** begin EXTRACTED DATA **

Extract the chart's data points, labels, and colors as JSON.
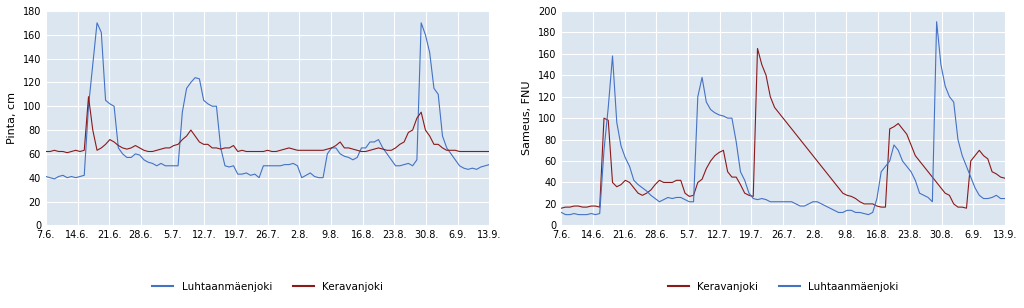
{
  "left_title": "",
  "right_title": "",
  "left_ylabel": "Pinta, cm",
  "right_ylabel": "Sameus, FNU",
  "left_ylim": [
    0,
    180
  ],
  "right_ylim": [
    0,
    200
  ],
  "left_yticks": [
    0,
    20,
    40,
    60,
    80,
    100,
    120,
    140,
    160,
    180
  ],
  "right_yticks": [
    0,
    20,
    40,
    60,
    80,
    100,
    120,
    140,
    160,
    180,
    200
  ],
  "xtick_labels": [
    "7.6.",
    "14.6.",
    "21.6.",
    "28.6.",
    "5.7.",
    "12.7.",
    "19.7.",
    "26.7.",
    "2.8.",
    "9.8.",
    "16.8.",
    "23.8.",
    "30.8.",
    "6.9.",
    "13.9."
  ],
  "blue_color": "#4472C4",
  "red_color": "#8B1A1A",
  "background_color": "#DCE6F1",
  "grid_color": "#FFFFFF",
  "left_legend": [
    [
      "Luhtaanmäenjoki",
      "#4472C4"
    ],
    [
      "Keravanjoki",
      "#8B1A1A"
    ]
  ],
  "right_legend": [
    [
      "Keravanjoki",
      "#8B1A1A"
    ],
    [
      "Luhtaanmäenjoki",
      "#4472C4"
    ]
  ],
  "left_luhtaan": [
    41,
    40,
    39,
    41,
    42,
    40,
    41,
    40,
    41,
    42,
    100,
    135,
    170,
    162,
    105,
    102,
    100,
    65,
    60,
    57,
    57,
    60,
    59,
    55,
    53,
    52,
    50,
    52,
    50,
    50,
    50,
    50,
    95,
    115,
    120,
    124,
    123,
    105,
    102,
    100,
    100,
    65,
    50,
    49,
    50,
    43,
    43,
    44,
    42,
    43,
    40,
    50,
    50,
    50,
    50,
    50,
    51,
    51,
    52,
    50,
    40,
    42,
    44,
    41,
    40,
    40,
    60,
    65,
    65,
    60,
    58,
    57,
    55,
    57,
    65,
    65,
    70,
    70,
    72,
    65,
    60,
    55,
    50,
    50,
    51,
    52,
    50,
    55,
    170,
    160,
    145,
    115,
    110,
    75,
    65,
    60,
    55,
    50,
    48,
    47,
    48,
    47,
    49,
    50,
    51
  ],
  "left_keravan": [
    62,
    62,
    63,
    62,
    62,
    61,
    62,
    63,
    62,
    63,
    108,
    80,
    63,
    65,
    68,
    72,
    70,
    67,
    65,
    64,
    65,
    67,
    65,
    63,
    62,
    62,
    63,
    64,
    65,
    65,
    67,
    68,
    72,
    75,
    80,
    75,
    70,
    68,
    68,
    65,
    65,
    64,
    65,
    65,
    67,
    62,
    63,
    62,
    62,
    62,
    62,
    62,
    63,
    62,
    62,
    63,
    64,
    65,
    64,
    63,
    63,
    63,
    63,
    63,
    63,
    63,
    64,
    65,
    67,
    70,
    65,
    65,
    64,
    63,
    62,
    62,
    63,
    64,
    65,
    64,
    63,
    63,
    65,
    68,
    70,
    78,
    80,
    90,
    95,
    80,
    75,
    68,
    68,
    65,
    63,
    63,
    63,
    62,
    62,
    62,
    62,
    62,
    62,
    62,
    62
  ],
  "right_keravan": [
    16,
    17,
    17,
    18,
    18,
    17,
    17,
    18,
    18,
    17,
    100,
    98,
    40,
    36,
    38,
    42,
    40,
    35,
    30,
    28,
    30,
    33,
    38,
    42,
    40,
    40,
    40,
    42,
    42,
    30,
    27,
    28,
    40,
    43,
    53,
    60,
    65,
    68,
    70,
    50,
    45,
    45,
    38,
    30,
    28,
    27,
    165,
    150,
    140,
    120,
    110,
    105,
    100,
    95,
    90,
    85,
    80,
    75,
    70,
    65,
    60,
    55,
    50,
    45,
    40,
    35,
    30,
    28,
    27,
    25,
    22,
    20,
    20,
    20,
    18,
    17,
    17,
    90,
    92,
    95,
    90,
    85,
    75,
    65,
    60,
    55,
    50,
    45,
    40,
    35,
    30,
    28,
    20,
    17,
    17,
    16,
    60,
    65,
    70,
    65,
    62,
    50,
    48,
    45,
    44
  ],
  "right_luhtaan": [
    12,
    10,
    10,
    11,
    10,
    10,
    10,
    11,
    10,
    11,
    70,
    110,
    158,
    96,
    74,
    63,
    55,
    42,
    38,
    35,
    32,
    28,
    25,
    22,
    24,
    26,
    25,
    26,
    26,
    24,
    22,
    22,
    120,
    138,
    115,
    108,
    105,
    103,
    102,
    100,
    100,
    78,
    50,
    42,
    30,
    25,
    24,
    25,
    24,
    22,
    22,
    22,
    22,
    22,
    22,
    20,
    18,
    18,
    20,
    22,
    22,
    20,
    18,
    16,
    14,
    12,
    12,
    14,
    14,
    12,
    12,
    11,
    10,
    12,
    25,
    50,
    55,
    60,
    75,
    70,
    60,
    55,
    50,
    42,
    30,
    28,
    26,
    22,
    190,
    150,
    130,
    120,
    115,
    80,
    65,
    55,
    45,
    35,
    28,
    25,
    25,
    26,
    28,
    25,
    25
  ]
}
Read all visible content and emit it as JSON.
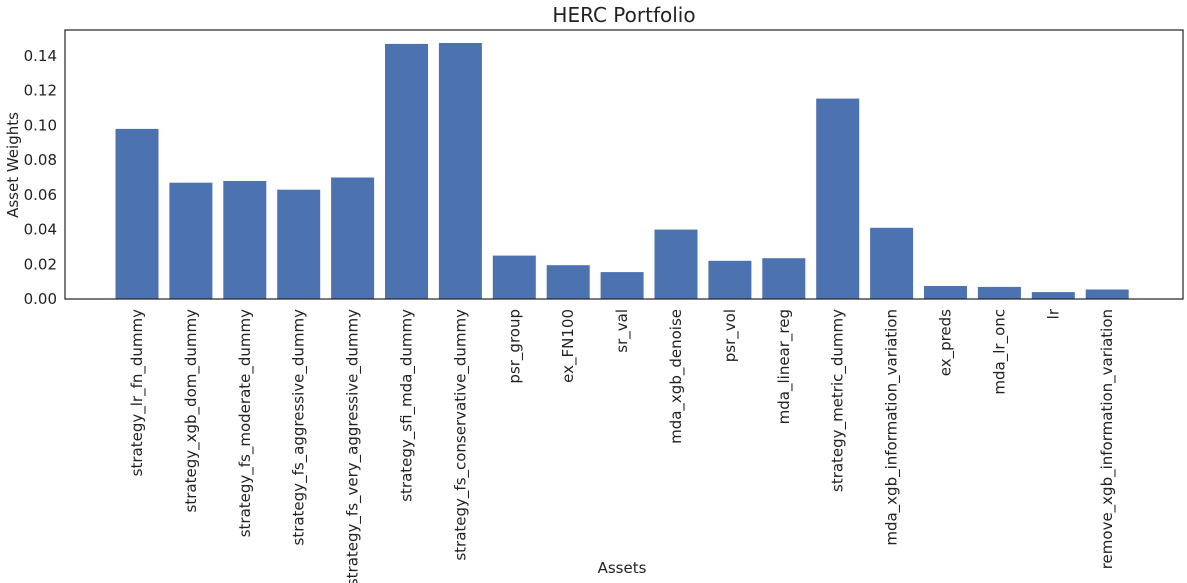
{
  "chart_data": {
    "type": "bar",
    "title": "HERC Portfolio",
    "xlabel": "Assets",
    "ylabel": "Asset Weights",
    "ylim": [
      0,
      0.155
    ],
    "yticks": [
      "0.00",
      "0.02",
      "0.04",
      "0.06",
      "0.08",
      "0.10",
      "0.12",
      "0.14"
    ],
    "ytick_values": [
      0,
      0.02,
      0.04,
      0.06,
      0.08,
      0.1,
      0.12,
      0.14
    ],
    "grid": false,
    "bar_color": "#4c72b0",
    "categories": [
      "strategy_lr_fn_dummy",
      "strategy_xgb_dom_dummy",
      "strategy_fs_moderate_dummy",
      "strategy_fs_aggressive_dummy",
      "strategy_fs_very_aggressive_dummy",
      "strategy_sfi_mda_dummy",
      "strategy_fs_conservative_dummy",
      "psr_group",
      "ex_FN100",
      "sr_val",
      "mda_xgb_denoise",
      "psr_vol",
      "mda_linear_reg",
      "strategy_metric_dummy",
      "mda_xgb_information_variation",
      "ex_preds",
      "mda_lr_onc",
      "lr",
      "remove_xgb_information_variation"
    ],
    "values": [
      0.098,
      0.067,
      0.068,
      0.063,
      0.07,
      0.147,
      0.1475,
      0.025,
      0.0195,
      0.0155,
      0.04,
      0.022,
      0.0235,
      0.1155,
      0.041,
      0.0075,
      0.007,
      0.004,
      0.0055
    ]
  }
}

** end EXTRACTED DATA **

◆ **EXERCISE**: Write out the listing word for word, omitting the pictures it holds.

◆ **EXERCISE SOLUTION**:
Extract the chart's data points, labels, and colors as JSON.
{
  "left_title": "",
  "right_title": "",
  "left_ylabel": "Pinta, cm",
  "right_ylabel": "Sameus, FNU",
  "left_ylim": [
    0,
    180
  ],
  "right_ylim": [
    0,
    200
  ],
  "left_yticks": [
    0,
    20,
    40,
    60,
    80,
    100,
    120,
    140,
    160,
    180
  ],
  "right_yticks": [
    0,
    20,
    40,
    60,
    80,
    100,
    120,
    140,
    160,
    180,
    200
  ],
  "xtick_labels": [
    "7.6.",
    "14.6.",
    "21.6.",
    "28.6.",
    "5.7.",
    "12.7.",
    "19.7.",
    "26.7.",
    "2.8.",
    "9.8.",
    "16.8.",
    "23.8.",
    "30.8.",
    "6.9.",
    "13.9."
  ],
  "blue_color": "#4472C4",
  "red_color": "#8B1A1A",
  "background_color": "#DCE6F1",
  "grid_color": "#FFFFFF",
  "left_legend": [
    [
      "Luhtaanmäenjoki",
      "#4472C4"
    ],
    [
      "Keravanjoki",
      "#8B1A1A"
    ]
  ],
  "right_legend": [
    [
      "Keravanjoki",
      "#8B1A1A"
    ],
    [
      "Luhtaanmäenjoki",
      "#4472C4"
    ]
  ],
  "left_luhtaan": [
    41,
    40,
    39,
    41,
    42,
    40,
    41,
    40,
    41,
    42,
    100,
    135,
    170,
    162,
    105,
    102,
    100,
    65,
    60,
    57,
    57,
    60,
    59,
    55,
    53,
    52,
    50,
    52,
    50,
    50,
    50,
    50,
    95,
    115,
    120,
    124,
    123,
    105,
    102,
    100,
    100,
    65,
    50,
    49,
    50,
    43,
    43,
    44,
    42,
    43,
    40,
    50,
    50,
    50,
    50,
    50,
    51,
    51,
    52,
    50,
    40,
    42,
    44,
    41,
    40,
    40,
    60,
    65,
    65,
    60,
    58,
    57,
    55,
    57,
    65,
    65,
    70,
    70,
    72,
    65,
    60,
    55,
    50,
    50,
    51,
    52,
    50,
    55,
    170,
    160,
    145,
    115,
    110,
    75,
    65,
    60,
    55,
    50,
    48,
    47,
    48,
    47,
    49,
    50,
    51
  ],
  "left_keravan": [
    62,
    62,
    63,
    62,
    62,
    61,
    62,
    63,
    62,
    63,
    108,
    80,
    63,
    65,
    68,
    72,
    70,
    67,
    65,
    64,
    65,
    67,
    65,
    63,
    62,
    62,
    63,
    64,
    65,
    65,
    67,
    68,
    72,
    75,
    80,
    75,
    70,
    68,
    68,
    65,
    65,
    64,
    65,
    65,
    67,
    62,
    63,
    62,
    62,
    62,
    62,
    62,
    63,
    62,
    62,
    63,
    64,
    65,
    64,
    63,
    63,
    63,
    63,
    63,
    63,
    63,
    64,
    65,
    67,
    70,
    65,
    65,
    64,
    63,
    62,
    62,
    63,
    64,
    65,
    64,
    63,
    63,
    65,
    68,
    70,
    78,
    80,
    90,
    95,
    80,
    75,
    68,
    68,
    65,
    63,
    63,
    63,
    62,
    62,
    62,
    62,
    62,
    62,
    62,
    62
  ],
  "right_keravan": [
    16,
    17,
    17,
    18,
    18,
    17,
    17,
    18,
    18,
    17,
    100,
    98,
    40,
    36,
    38,
    42,
    40,
    35,
    30,
    28,
    30,
    33,
    38,
    42,
    40,
    40,
    40,
    42,
    42,
    30,
    27,
    28,
    40,
    43,
    53,
    60,
    65,
    68,
    70,
    50,
    45,
    45,
    38,
    30,
    28,
    27,
    165,
    150,
    140,
    120,
    110,
    105,
    100,
    95,
    90,
    85,
    80,
    75,
    70,
    65,
    60,
    55,
    50,
    45,
    40,
    35,
    30,
    28,
    27,
    25,
    22,
    20,
    20,
    20,
    18,
    17,
    17,
    90,
    92,
    95,
    90,
    85,
    75,
    65,
    60,
    55,
    50,
    45,
    40,
    35,
    30,
    28,
    20,
    17,
    17,
    16,
    60,
    65,
    70,
    65,
    62,
    50,
    48,
    45,
    44
  ],
  "right_luhtaan": [
    12,
    10,
    10,
    11,
    10,
    10,
    10,
    11,
    10,
    11,
    70,
    110,
    158,
    96,
    74,
    63,
    55,
    42,
    38,
    35,
    32,
    28,
    25,
    22,
    24,
    26,
    25,
    26,
    26,
    24,
    22,
    22,
    120,
    138,
    115,
    108,
    105,
    103,
    102,
    100,
    100,
    78,
    50,
    42,
    30,
    25,
    24,
    25,
    24,
    22,
    22,
    22,
    22,
    22,
    22,
    20,
    18,
    18,
    20,
    22,
    22,
    20,
    18,
    16,
    14,
    12,
    12,
    14,
    14,
    12,
    12,
    11,
    10,
    12,
    25,
    50,
    55,
    60,
    75,
    70,
    60,
    55,
    50,
    42,
    30,
    28,
    26,
    22,
    190,
    150,
    130,
    120,
    115,
    80,
    65,
    55,
    45,
    35,
    28,
    25,
    25,
    26,
    28,
    25,
    25
  ]
}
Read all visible content and emit it as JSON.
{
  "chart_data": {
    "type": "bar",
    "title": "HERC Portfolio",
    "xlabel": "Assets",
    "ylabel": "Asset Weights",
    "ylim": [
      0,
      0.155
    ],
    "yticks": [
      "0.00",
      "0.02",
      "0.04",
      "0.06",
      "0.08",
      "0.10",
      "0.12",
      "0.14"
    ],
    "ytick_values": [
      0,
      0.02,
      0.04,
      0.06,
      0.08,
      0.1,
      0.12,
      0.14
    ],
    "grid": false,
    "bar_color": "#4c72b0",
    "categories": [
      "strategy_lr_fn_dummy",
      "strategy_xgb_dom_dummy",
      "strategy_fs_moderate_dummy",
      "strategy_fs_aggressive_dummy",
      "strategy_fs_very_aggressive_dummy",
      "strategy_sfi_mda_dummy",
      "strategy_fs_conservative_dummy",
      "psr_group",
      "ex_FN100",
      "sr_val",
      "mda_xgb_denoise",
      "psr_vol",
      "mda_linear_reg",
      "strategy_metric_dummy",
      "mda_xgb_information_variation",
      "ex_preds",
      "mda_lr_onc",
      "lr",
      "remove_xgb_information_variation"
    ],
    "values": [
      0.098,
      0.067,
      0.068,
      0.063,
      0.07,
      0.147,
      0.1475,
      0.025,
      0.0195,
      0.0155,
      0.04,
      0.022,
      0.0235,
      0.1155,
      0.041,
      0.0075,
      0.007,
      0.004,
      0.0055
    ]
  }
}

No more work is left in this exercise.